*Direction*.
Locate each line containing the string "JSON" and copy it out.

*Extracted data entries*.
::::::

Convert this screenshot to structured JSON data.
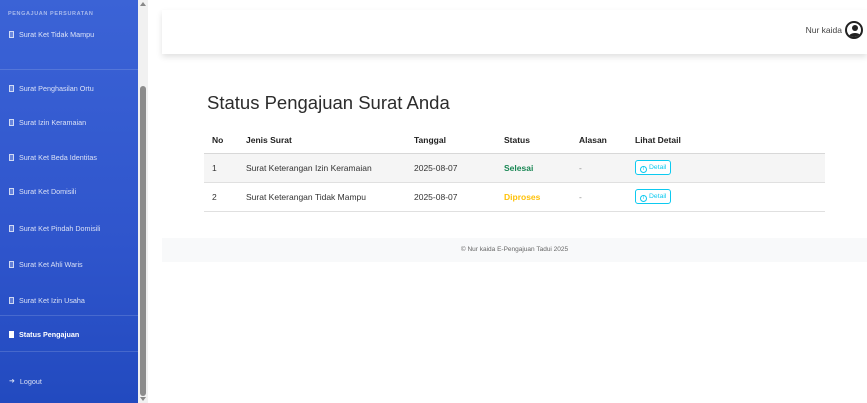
{
  "sidebar": {
    "heading": "PENGAJUAN PERSURATAN",
    "items": [
      {
        "label": "Surat Ket Tidak Mampu"
      },
      {
        "label": "Surat Penghasilan Ortu"
      },
      {
        "label": "Surat Izin Keramaian"
      },
      {
        "label": "Surat Ket Beda Identitas"
      },
      {
        "label": "Surat Ket Domisili"
      },
      {
        "label": "Surat Ket Pindah Domisili"
      },
      {
        "label": "Surat Ket Ahli Waris"
      },
      {
        "label": "Surat Ket Izin Usaha"
      },
      {
        "label": "Status Pengajuan"
      }
    ],
    "logout_label": "Logout"
  },
  "topbar": {
    "user_name": "Nur kaida"
  },
  "main": {
    "title": "Status Pengajuan Surat Anda",
    "table": {
      "headers": [
        "No",
        "Jenis Surat",
        "Tanggal",
        "Status",
        "Alasan",
        "Lihat Detail"
      ],
      "rows": [
        {
          "no": "1",
          "jenis": "Surat Keterangan Izin Keramaian",
          "tanggal": "2025-08-07",
          "status": "Selesai",
          "alasan": "-",
          "detail": "Detail"
        },
        {
          "no": "2",
          "jenis": "Surat Keterangan Tidak Mampu",
          "tanggal": "2025-08-07",
          "status": "Diproses",
          "alasan": "-",
          "detail": "Detail"
        }
      ]
    }
  },
  "footer": {
    "text": "© Nur kaida E-Pengajuan Tadui 2025"
  },
  "colors": {
    "sidebar": "#2f55cc",
    "selesai": "#198754",
    "diproses": "#ffc107",
    "detail": "#0dcaf0"
  }
}
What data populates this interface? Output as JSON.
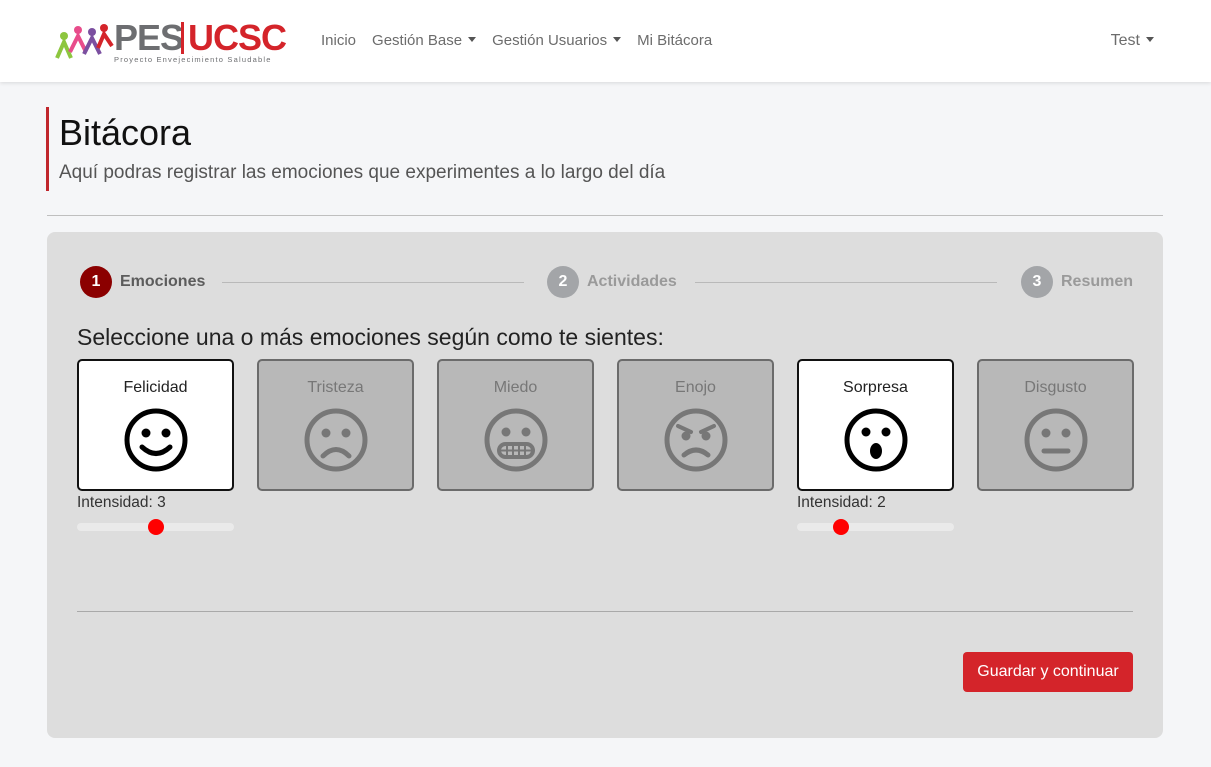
{
  "brand": {
    "primary": "PES",
    "secondary": "UCSC",
    "tagline": "Proyecto Envejecimiento Saludable",
    "colors": {
      "red": "#d4242a",
      "gray": "#6d6e71"
    }
  },
  "nav": {
    "items": [
      "Inicio",
      "Gestión Base",
      "Gestión Usuarios",
      "Mi Bitácora"
    ],
    "user": "Test"
  },
  "header": {
    "title": "Bitácora",
    "subtitle": "Aquí podras registrar las emociones que experimentes a lo largo del día"
  },
  "stepper": [
    {
      "number": "1",
      "label": "Emociones",
      "active": true
    },
    {
      "number": "2",
      "label": "Actividades",
      "active": false
    },
    {
      "number": "3",
      "label": "Resumen",
      "active": false
    }
  ],
  "question": "Seleccione una o más emociones según como te sientes:",
  "emotions": [
    {
      "name": "Felicidad",
      "icon": "happy-face-icon",
      "selected": true,
      "intensity_label": "Intensidad: 3",
      "intensity": 3
    },
    {
      "name": "Tristeza",
      "icon": "sad-face-icon",
      "selected": false
    },
    {
      "name": "Miedo",
      "icon": "grimace-face-icon",
      "selected": false
    },
    {
      "name": "Enojo",
      "icon": "angry-face-icon",
      "selected": false
    },
    {
      "name": "Sorpresa",
      "icon": "surprised-face-icon",
      "selected": true,
      "intensity_label": "Intensidad: 2",
      "intensity": 2
    },
    {
      "name": "Disgusto",
      "icon": "neutral-face-icon",
      "selected": false
    }
  ],
  "intensity_scale": {
    "min": 1,
    "max": 5
  },
  "actions": {
    "save_label": "Guardar y continuar"
  },
  "colors": {
    "accent": "#d4242a",
    "step_active": "#8b0000",
    "step_inactive": "#a3a5a8",
    "slider_thumb": "#ff0000"
  }
}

::::::

*Task answer*.
Convert this screenshot to structured JSON data.
What data populates this interface? Output as JSON.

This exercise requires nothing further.